[Extracted data entries]
-----
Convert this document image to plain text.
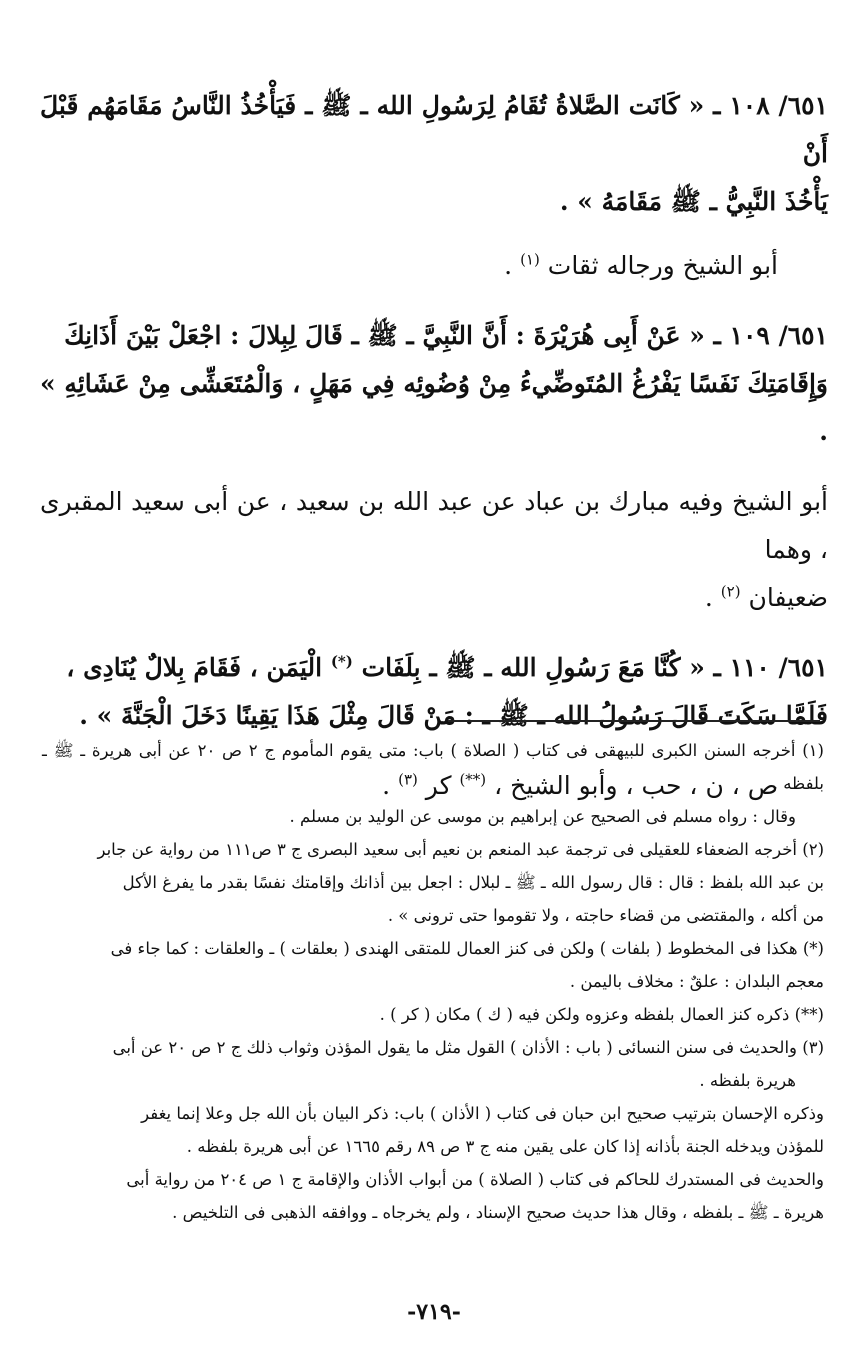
٦٥١/ ١٠٨ ـ « كَانَت الصَّلاةُ تُقَامُ لِرَسُولِ الله ـ ﷺ ـ فَيَأْخُذُ النَّاسُ مَقَامَهُم قَبْلَ أَنْ
يَأْخُذَ النَّبِيُّ ـ ﷺ مَقَامَهُ » .

أبو الشيخ ورجاله ثقات $^{(١)}$ .

٦٥١/ ١٠٩ ـ « عَنْ أَبِى هُرَيْرَةَ : أَنَّ النَّبِيَّ ـ ﷺ ـ قَالَ لِبِلالَ : اجْعَلْ بَيْنَ أَذَانِكَ
وَإِقَامَتِكَ نَفَسًا يَفْرُغُ المُتَوضِّيءُ مِنْ وُضُوئِه فِي مَهَلٍ ، وَالْمُتَعَشِّى مِنْ عَشَائِهِ » .

أبو الشيخ وفيه مبارك بن عباد عن عبد الله بن سعيد ، عن أبى سعيد المقبرى ، وهما
ضعيفان $^{(٢)}$ .

٦٥١/ ١١٠ ـ « كُنَّا مَعَ رَسُولِ الله ـ ﷺ ـ بِلَفَات (*) الْيَمَن ، فَقَامَ بِلالٌ يُنَادِى ،
فَلَمَّا سَكَتَ قَالَ رَسُولُ الله ـ ﷺ ـ : مَنْ قَالَ مِثْلَ هَذَا يَقِينًا دَخَلَ الْجَنَّةَ » .

ص ، ن ، حب ، وأبو الشيخ ، (**) كر $^{(٣)}$ .

(١) أخرجه السنن الكبرى للبيهقى فى كتاب ( الصلاة ) باب: متى يقوم المأموم ج ٢ ص ٢٠ عن أبى هريرة ـ ﷺ ـ بلفظه .
وقال : رواه مسلم فى الصحيح عن إبراهيم بن موسى عن الوليد بن مسلم .

(٢) أخرجه الضعفاء للعقيلى فى ترجمة عبد المنعم بن نعيم أبى سعيد البصرى ج ٣ ص١١١ من رواية عن جابر
بن عبد الله بلفظ : قال : قال رسول الله ـ ﷺ ـ لبلال : اجعل بين أذانك وإقامتك نفسًا بقدر ما يفرغ الأكل
من أكله ، والمقتضى من قضاء حاجته ، ولا تقوموا حتى ترونى » .

(*) هكذا فى المخطوط ( بلفات ) ولكن فى كنز العمال للمتقى الهندى ( بعلقات ) ـ والعلقات : كما جاء فى
معجم البلدان : علقٌ : مخلاف باليمن .

(**) ذكره كنز العمال بلفظه وعزوه ولكن فيه ( ك ) مكان ( كر ) .

(٣) والحديث فى سنن النسائى ( باب : الأذان ) القول مثل ما يقول المؤذن وثواب ذلك ج ٢ ص ٢٠ عن أبى
هريرة بلفظه .
وذكره الإحسان بترتيب صحيح ابن حبان فى كتاب ( الأذان ) باب: ذكر البيان بأن الله جل وعلا إنما يغفر
للمؤذن ويدخله الجنة بأذانه إذا كان على يقين منه ج ٣ ص ٨٩ رقم ١٦٦٥ عن أبى هريرة بلفظه .
والحديث فى المستدرك للحاكم فى كتاب ( الصلاة ) من أبواب الأذان والإقامة ج ١ ص ٢٠٤ من رواية أبى
هريرة ـ ﷺ ـ بلفظه ، وقال هذا حديث صحيح الإسناد ، ولم يخرجاه ـ ووافقه الذهبى فى التلخيص .

-٧١٩-
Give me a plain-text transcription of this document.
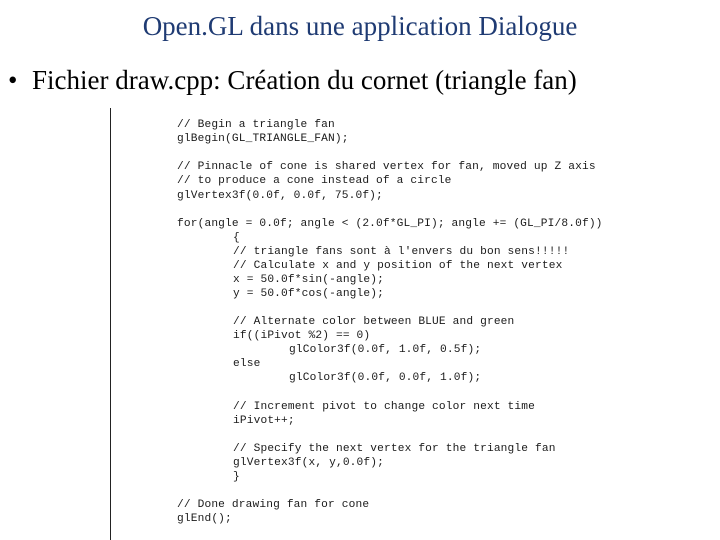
Open.GL dans une application Dialogue
• Fichier draw.cpp: Création du cornet (triangle fan)
// Begin a triangle fan
glBegin(GL_TRIANGLE_FAN);
// Pinnacle of cone is shared vertex for fan, moved up Z axis
// to produce a cone instead of a circle
glVertex3f(0.0f, 0.0f, 75.0f);
for(angle = 0.0f; angle < (2.0f*GL_PI); angle += (GL_PI/8.0f))
{
// triangle fans sont à l'envers du bon sens!!!!!
// Calculate x and y position of the next vertex
x = 50.0f*sin(-angle);
y = 50.0f*cos(-angle);
// Alternate color between BLUE and green
if((iPivot %2) == 0)
glColor3f(0.0f, 1.0f, 0.5f);
else
glColor3f(0.0f, 0.0f, 1.0f);
// Increment pivot to change color next time
iPivot++;
// Specify the next vertex for the triangle fan
glVertex3f(x, y,0.0f);
}
// Done drawing fan for cone
glEnd();
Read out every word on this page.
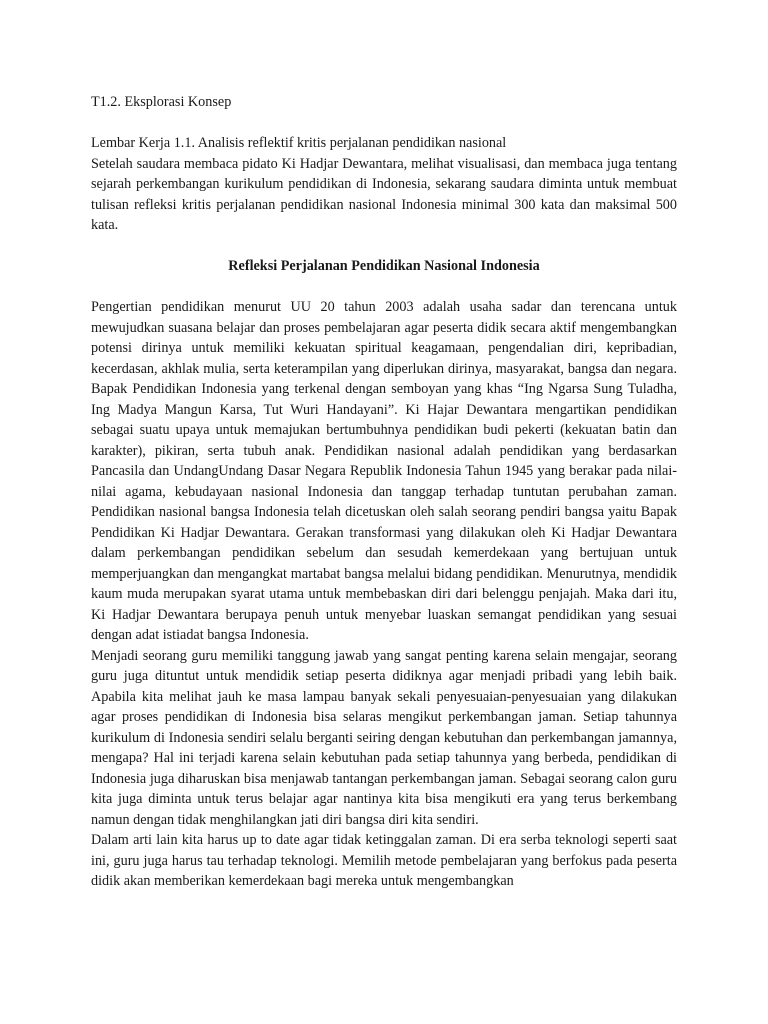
T1.2. Eksplorasi Konsep

Lembar Kerja 1.1. Analisis reflektif kritis perjalanan pendidikan nasional

Setelah saudara membaca pidato Ki Hadjar Dewantara, melihat visualisasi, dan membaca juga tentang sejarah perkembangan kurikulum pendidikan di Indonesia, sekarang saudara diminta untuk membuat tulisan refleksi kritis perjalanan pendidikan nasional Indonesia minimal 300 kata dan maksimal 500 kata.

Refleksi Perjalanan Pendidikan Nasional Indonesia

Pengertian pendidikan menurut UU 20 tahun 2003 adalah usaha sadar dan terencana untuk mewujudkan suasana belajar dan proses pembelajaran agar peserta didik secara aktif mengembangkan potensi dirinya untuk memiliki kekuatan spiritual keagamaan, pengendalian diri, kepribadian, kecerdasan, akhlak mulia, serta keterampilan yang diperlukan dirinya, masyarakat, bangsa dan negara. Bapak Pendidikan Indonesia yang terkenal dengan semboyan yang khas “Ing Ngarsa Sung Tuladha, Ing Madya Mangun Karsa, Tut Wuri Handayani”. Ki Hajar Dewantara mengartikan pendidikan sebagai suatu upaya untuk memajukan bertumbuhnya pendidikan budi pekerti (kekuatan batin dan karakter), pikiran, serta tubuh anak. Pendidikan nasional adalah pendidikan yang berdasarkan Pancasila dan UndangUndang Dasar Negara Republik Indonesia Tahun 1945 yang berakar pada nilai-nilai agama, kebudayaan nasional Indonesia dan tanggap terhadap tuntutan perubahan zaman. Pendidikan nasional bangsa Indonesia telah dicetuskan oleh salah seorang pendiri bangsa yaitu Bapak Pendidikan Ki Hadjar Dewantara. Gerakan transformasi yang dilakukan oleh Ki Hadjar Dewantara dalam perkembangan pendidikan sebelum dan sesudah kemerdekaan yang bertujuan untuk memperjuangkan dan mengangkat martabat bangsa melalui bidang pendidikan. Menurutnya, mendidik kaum muda merupakan syarat utama untuk membebaskan diri dari belenggu penjajah. Maka dari itu, Ki Hadjar Dewantara berupaya penuh untuk menyebar luaskan semangat pendidikan yang sesuai dengan adat istiadat bangsa Indonesia.

Menjadi seorang guru memiliki tanggung jawab yang sangat penting karena selain mengajar, seorang guru juga dituntut untuk mendidik setiap peserta didiknya agar menjadi pribadi yang lebih baik. Apabila kita melihat jauh ke masa lampau banyak sekali penyesuaian-penyesuaian yang dilakukan agar proses pendidikan di Indonesia bisa selaras mengikut perkembangan jaman. Setiap tahunnya kurikulum di Indonesia sendiri selalu berganti seiring dengan kebutuhan dan perkembangan jamannya, mengapa? Hal ini terjadi karena selain kebutuhan pada setiap tahunnya yang berbeda, pendidikan di Indonesia juga diharuskan bisa menjawab tantangan perkembangan jaman. Sebagai seorang calon guru kita juga diminta untuk terus belajar agar nantinya kita bisa mengikuti era yang terus berkembang namun dengan tidak menghilangkan jati diri bangsa diri kita sendiri.

Dalam arti lain kita harus up to date agar tidak ketinggalan zaman. Di era serba teknologi seperti saat ini, guru juga harus tau terhadap teknologi. Memilih metode pembelajaran yang berfokus pada peserta didik akan memberikan kemerdekaan bagi mereka untuk mengembangkan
-----
## Brief
Go back to the records above and write them out exactly, without the pictures.

## Response below
Convert this document image to plain text.
٦٥١/ ١٠٨ ـ « كَانَت الصَّلاةُ تُقَامُ لِرَسُولِ الله ـ ﷺ ـ فَيَأْخُذُ النَّاسُ مَقَامَهُم قَبْلَ أَنْ
يَأْخُذَ النَّبِيُّ ـ ﷺ مَقَامَهُ » .

أبو الشيخ ورجاله ثقات $^{(١)}$ .

٦٥١/ ١٠٩ ـ « عَنْ أَبِى هُرَيْرَةَ : أَنَّ النَّبِيَّ ـ ﷺ ـ قَالَ لِبِلالَ : اجْعَلْ بَيْنَ أَذَانِكَ
وَإِقَامَتِكَ نَفَسًا يَفْرُغُ المُتَوضِّيءُ مِنْ وُضُوئِه فِي مَهَلٍ ، وَالْمُتَعَشِّى مِنْ عَشَائِهِ » .

أبو الشيخ وفيه مبارك بن عباد عن عبد الله بن سعيد ، عن أبى سعيد المقبرى ، وهما
ضعيفان $^{(٢)}$ .

٦٥١/ ١١٠ ـ « كُنَّا مَعَ رَسُولِ الله ـ ﷺ ـ بِلَفَات (*) الْيَمَن ، فَقَامَ بِلالٌ يُنَادِى ،
فَلَمَّا سَكَتَ قَالَ رَسُولُ الله ـ ﷺ ـ : مَنْ قَالَ مِثْلَ هَذَا يَقِينًا دَخَلَ الْجَنَّةَ » .

ص ، ن ، حب ، وأبو الشيخ ، (**) كر $^{(٣)}$ .

(١) أخرجه السنن الكبرى للبيهقى فى كتاب ( الصلاة ) باب: متى يقوم المأموم ج ٢ ص ٢٠ عن أبى هريرة ـ ﷺ ـ بلفظه .
وقال : رواه مسلم فى الصحيح عن إبراهيم بن موسى عن الوليد بن مسلم .

(٢) أخرجه الضعفاء للعقيلى فى ترجمة عبد المنعم بن نعيم أبى سعيد البصرى ج ٣ ص١١١ من رواية عن جابر
بن عبد الله بلفظ : قال : قال رسول الله ـ ﷺ ـ لبلال : اجعل بين أذانك وإقامتك نفسًا بقدر ما يفرغ الأكل
من أكله ، والمقتضى من قضاء حاجته ، ولا تقوموا حتى ترونى » .

(*) هكذا فى المخطوط ( بلفات ) ولكن فى كنز العمال للمتقى الهندى ( بعلقات ) ـ والعلقات : كما جاء فى
معجم البلدان : علقٌ : مخلاف باليمن .

(**) ذكره كنز العمال بلفظه وعزوه ولكن فيه ( ك ) مكان ( كر ) .

(٣) والحديث فى سنن النسائى ( باب : الأذان ) القول مثل ما يقول المؤذن وثواب ذلك ج ٢ ص ٢٠ عن أبى
هريرة بلفظه .
وذكره الإحسان بترتيب صحيح ابن حبان فى كتاب ( الأذان ) باب: ذكر البيان بأن الله جل وعلا إنما يغفر
للمؤذن ويدخله الجنة بأذانه إذا كان على يقين منه ج ٣ ص ٨٩ رقم ١٦٦٥ عن أبى هريرة بلفظه .
والحديث فى المستدرك للحاكم فى كتاب ( الصلاة ) من أبواب الأذان والإقامة ج ١ ص ٢٠٤ من رواية أبى
هريرة ـ ﷺ ـ بلفظه ، وقال هذا حديث صحيح الإسناد ، ولم يخرجاه ـ ووافقه الذهبى فى التلخيص .

-٧١٩-
Give me a plain-text transcription of this document.
Open.GL dans une application Dialogue
• Fichier draw.cpp: Création du cornet (triangle fan)
// Begin a triangle fan
glBegin(GL_TRIANGLE_FAN);
// Pinnacle of cone is shared vertex for fan, moved up Z axis
// to produce a cone instead of a circle
glVertex3f(0.0f, 0.0f, 75.0f);
for(angle = 0.0f; angle < (2.0f*GL_PI); angle += (GL_PI/8.0f))
{
// triangle fans sont à l'envers du bon sens!!!!!
// Calculate x and y position of the next vertex
x = 50.0f*sin(-angle);
y = 50.0f*cos(-angle);
// Alternate color between BLUE and green
if((iPivot %2) == 0)
glColor3f(0.0f, 1.0f, 0.5f);
else
glColor3f(0.0f, 0.0f, 1.0f);
// Increment pivot to change color next time
iPivot++;
// Specify the next vertex for the triangle fan
glVertex3f(x, y,0.0f);
}
// Done drawing fan for cone
glEnd();
Read out every word on this page.
T1.2. Eksplorasi Konsep

Lembar Kerja 1.1. Analisis reflektif kritis perjalanan pendidikan nasional

Setelah saudara membaca pidato Ki Hadjar Dewantara, melihat visualisasi, dan membaca juga tentang sejarah perkembangan kurikulum pendidikan di Indonesia, sekarang saudara diminta untuk membuat tulisan refleksi kritis perjalanan pendidikan nasional Indonesia minimal 300 kata dan maksimal 500 kata.

Refleksi Perjalanan Pendidikan Nasional Indonesia

Pengertian pendidikan menurut UU 20 tahun 2003 adalah usaha sadar dan terencana untuk mewujudkan suasana belajar dan proses pembelajaran agar peserta didik secara aktif mengembangkan potensi dirinya untuk memiliki kekuatan spiritual keagamaan, pengendalian diri, kepribadian, kecerdasan, akhlak mulia, serta keterampilan yang diperlukan dirinya, masyarakat, bangsa dan negara. Bapak Pendidikan Indonesia yang terkenal dengan semboyan yang khas “Ing Ngarsa Sung Tuladha, Ing Madya Mangun Karsa, Tut Wuri Handayani”. Ki Hajar Dewantara mengartikan pendidikan sebagai suatu upaya untuk memajukan bertumbuhnya pendidikan budi pekerti (kekuatan batin dan karakter), pikiran, serta tubuh anak. Pendidikan nasional adalah pendidikan yang berdasarkan Pancasila dan UndangUndang Dasar Negara Republik Indonesia Tahun 1945 yang berakar pada nilai-nilai agama, kebudayaan nasional Indonesia dan tanggap terhadap tuntutan perubahan zaman. Pendidikan nasional bangsa Indonesia telah dicetuskan oleh salah seorang pendiri bangsa yaitu Bapak Pendidikan Ki Hadjar Dewantara. Gerakan transformasi yang dilakukan oleh Ki Hadjar Dewantara dalam perkembangan pendidikan sebelum dan sesudah kemerdekaan yang bertujuan untuk memperjuangkan dan mengangkat martabat bangsa melalui bidang pendidikan. Menurutnya, mendidik kaum muda merupakan syarat utama untuk membebaskan diri dari belenggu penjajah. Maka dari itu, Ki Hadjar Dewantara berupaya penuh untuk menyebar luaskan semangat pendidikan yang sesuai dengan adat istiadat bangsa Indonesia.

Menjadi seorang guru memiliki tanggung jawab yang sangat penting karena selain mengajar, seorang guru juga dituntut untuk mendidik setiap peserta didiknya agar menjadi pribadi yang lebih baik. Apabila kita melihat jauh ke masa lampau banyak sekali penyesuaian-penyesuaian yang dilakukan agar proses pendidikan di Indonesia bisa selaras mengikut perkembangan jaman. Setiap tahunnya kurikulum di Indonesia sendiri selalu berganti seiring dengan kebutuhan dan perkembangan jamannya, mengapa? Hal ini terjadi karena selain kebutuhan pada setiap tahunnya yang berbeda, pendidikan di Indonesia juga diharuskan bisa menjawab tantangan perkembangan jaman. Sebagai seorang calon guru kita juga diminta untuk terus belajar agar nantinya kita bisa mengikuti era yang terus berkembang namun dengan tidak menghilangkan jati diri bangsa diri kita sendiri.

Dalam arti lain kita harus up to date agar tidak ketinggalan zaman. Di era serba teknologi seperti saat ini, guru juga harus tau terhadap teknologi. Memilih metode pembelajaran yang berfokus pada peserta didik akan memberikan kemerdekaan bagi mereka untuk mengembangkan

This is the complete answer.